== INSTRUCTIONS TO FOLLOW ==
In the records below, pick out all lines containing the word "object".

** BEGIN **

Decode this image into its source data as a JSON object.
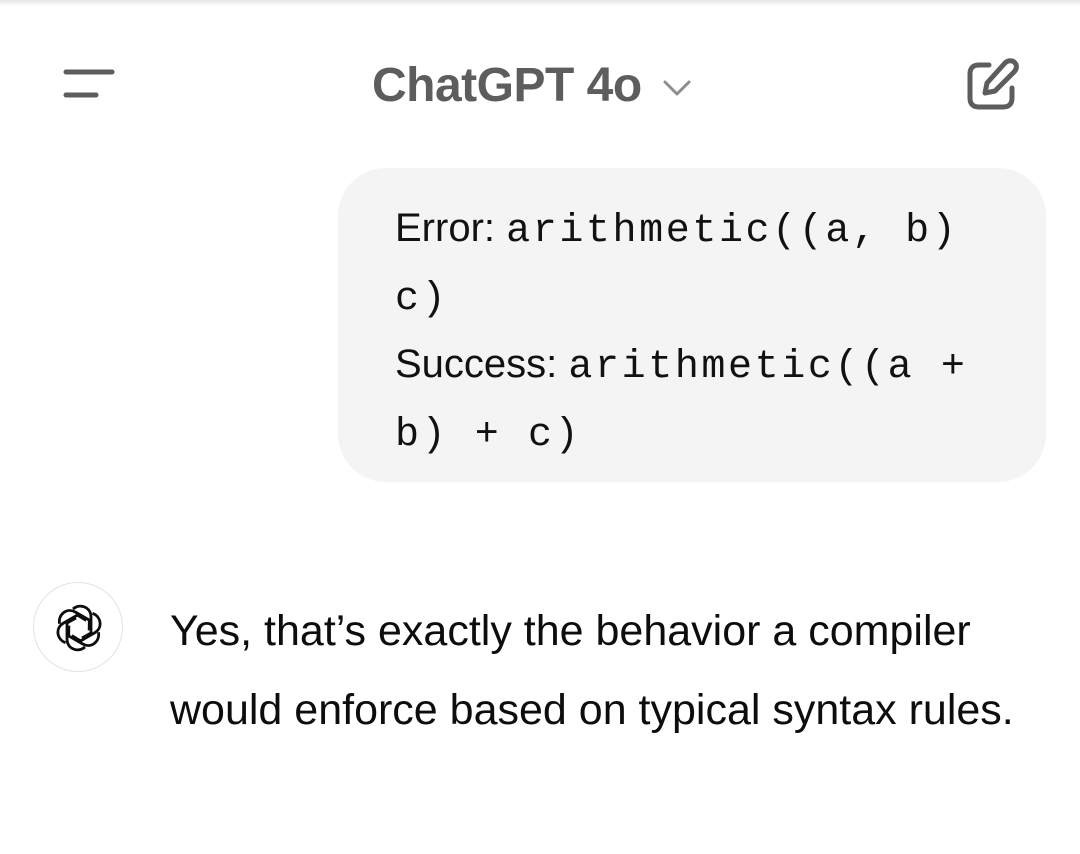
{
  "header": {
    "menu_icon": "menu-icon",
    "title": "ChatGPT 4o",
    "model_dropdown_icon": "chevron-down-icon",
    "new_chat_icon": "new-chat-icon"
  },
  "conversation": {
    "user_message": {
      "lines": [
        {
          "label": "Error: ",
          "code": "arithmetic((a, b)"
        },
        {
          "label": "",
          "code": "c)"
        },
        {
          "label": "Success: ",
          "code": "arithmetic((a +"
        },
        {
          "label": "",
          "code": "b) + c)"
        }
      ]
    },
    "assistant_message": {
      "avatar_icon": "openai-logo-icon",
      "text": "Yes, that’s exactly the behavior a compiler would enforce based on typical syntax rules."
    }
  },
  "colors": {
    "background": "#ffffff",
    "user_bubble": "#f4f4f4",
    "header_text": "#5d5d5d",
    "icon": "#5d5d5d",
    "text": "#0d0d0d"
  }
}
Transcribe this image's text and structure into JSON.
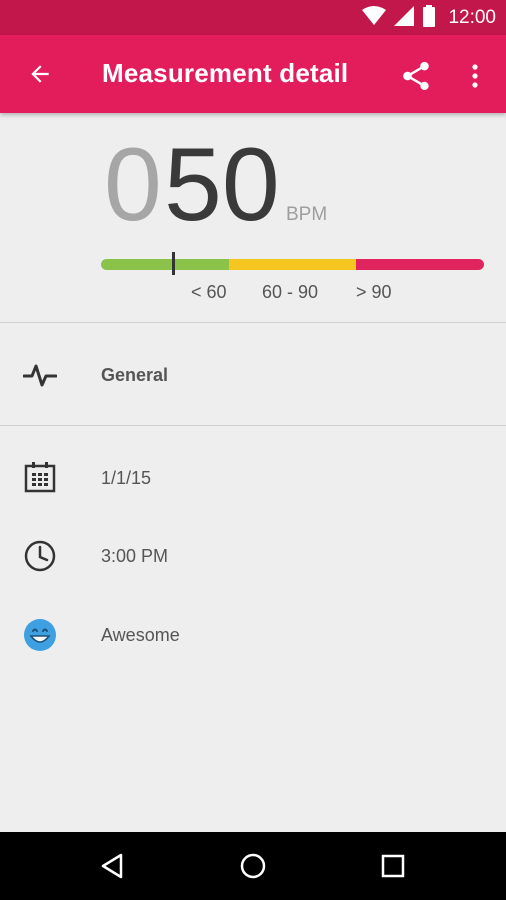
{
  "status_bar": {
    "time": "12:00",
    "icons": [
      "wifi-icon",
      "cell-signal-icon",
      "battery-icon"
    ]
  },
  "app_bar": {
    "title": "Measurement detail",
    "color": "#e31c5b",
    "back_icon": "arrow-back-icon",
    "share_icon": "share-icon",
    "menu_icon": "more-vert-icon"
  },
  "measurement": {
    "value_lead": "0",
    "value_main": "50",
    "unit": "BPM",
    "scale_ranges": [
      "< 60",
      "60 - 90",
      "> 90"
    ],
    "scale_colors": [
      "#8bc34a",
      "#f4c61f",
      "#e0245e"
    ]
  },
  "details": {
    "activity": "General",
    "date": "1/1/15",
    "time": "3:00 PM",
    "mood": "Awesome"
  },
  "nav_bar": {
    "icons": [
      "back-triangle-icon",
      "home-circle-icon",
      "recents-square-icon"
    ]
  }
}
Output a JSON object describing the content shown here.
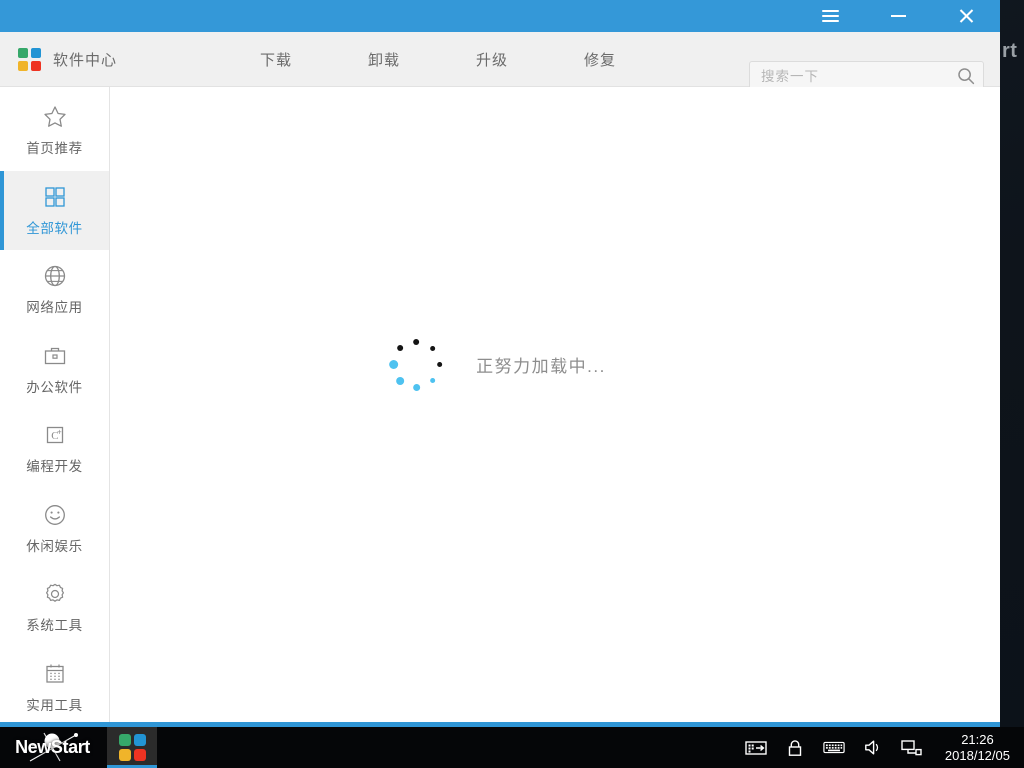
{
  "desktop": {
    "background_color": "#111821",
    "clipped_text": "rt"
  },
  "window": {
    "titlebar": {
      "color": "#3498d8",
      "buttons": [
        {
          "name": "menu-button",
          "icon": "hamburger-icon",
          "label": "☰"
        },
        {
          "name": "minimize-button",
          "icon": "minimize-icon",
          "label": "─"
        },
        {
          "name": "close-button",
          "icon": "close-icon",
          "label": "✕"
        }
      ]
    },
    "header": {
      "brand_title": "软件中心",
      "logo_colors": [
        "#36a86a",
        "#2294d4",
        "#f0b42a",
        "#ee3322"
      ],
      "nav": [
        {
          "label": "下载"
        },
        {
          "label": "卸载"
        },
        {
          "label": "升级"
        },
        {
          "label": "修复"
        }
      ],
      "search": {
        "placeholder": "搜索一下",
        "value": "",
        "icon": "search-icon"
      }
    },
    "sidebar": {
      "items": [
        {
          "label": "首页推荐",
          "icon": "star-icon",
          "active": false
        },
        {
          "label": "全部软件",
          "icon": "grid-icon",
          "active": true
        },
        {
          "label": "网络应用",
          "icon": "globe-icon",
          "active": false
        },
        {
          "label": "办公软件",
          "icon": "briefcase-icon",
          "active": false
        },
        {
          "label": "编程开发",
          "icon": "c-plus-icon",
          "active": false
        },
        {
          "label": "休闲娱乐",
          "icon": "smiley-icon",
          "active": false
        },
        {
          "label": "系统工具",
          "icon": "gear-icon",
          "active": false
        },
        {
          "label": "实用工具",
          "icon": "calendar-icon",
          "active": false
        }
      ],
      "active_color": "#2f96d6"
    },
    "content": {
      "loading_text": "正努力加载中...",
      "spinner": {
        "dark_color": "#141414",
        "accent_color": "#4ec2f0",
        "dots": [
          {
            "angle": 270,
            "size": 6,
            "color": "#141414"
          },
          {
            "angle": 315,
            "size": 5.5,
            "color": "#141414"
          },
          {
            "angle": 0,
            "size": 5,
            "color": "#141414"
          },
          {
            "angle": 45,
            "size": 5,
            "color": "#4ec2f0"
          },
          {
            "angle": 90,
            "size": 7,
            "color": "#4ec2f0"
          },
          {
            "angle": 135,
            "size": 8,
            "color": "#4ec2f0"
          },
          {
            "angle": 180,
            "size": 9,
            "color": "#4ec2f0"
          },
          {
            "angle": 225,
            "size": 6,
            "color": "#141414"
          }
        ]
      }
    },
    "accent_color": "#2f96d6"
  },
  "taskbar": {
    "start_label": "NewStart",
    "app_button": {
      "name": "software-center-task-button",
      "active": true,
      "logo_colors": [
        "#36a86a",
        "#2294d4",
        "#f0b42a",
        "#ee3322"
      ]
    },
    "tray": [
      {
        "name": "input-method-icon"
      },
      {
        "name": "lock-icon"
      },
      {
        "name": "keyboard-icon"
      },
      {
        "name": "volume-icon"
      },
      {
        "name": "network-icon"
      }
    ],
    "clock": {
      "time": "21:26",
      "date": "2018/12/05"
    }
  }
}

** END **

== COMPLETE ANSWER ==
Decode this image into its source data as a JSON object.
Output a JSON object describing the content shown here.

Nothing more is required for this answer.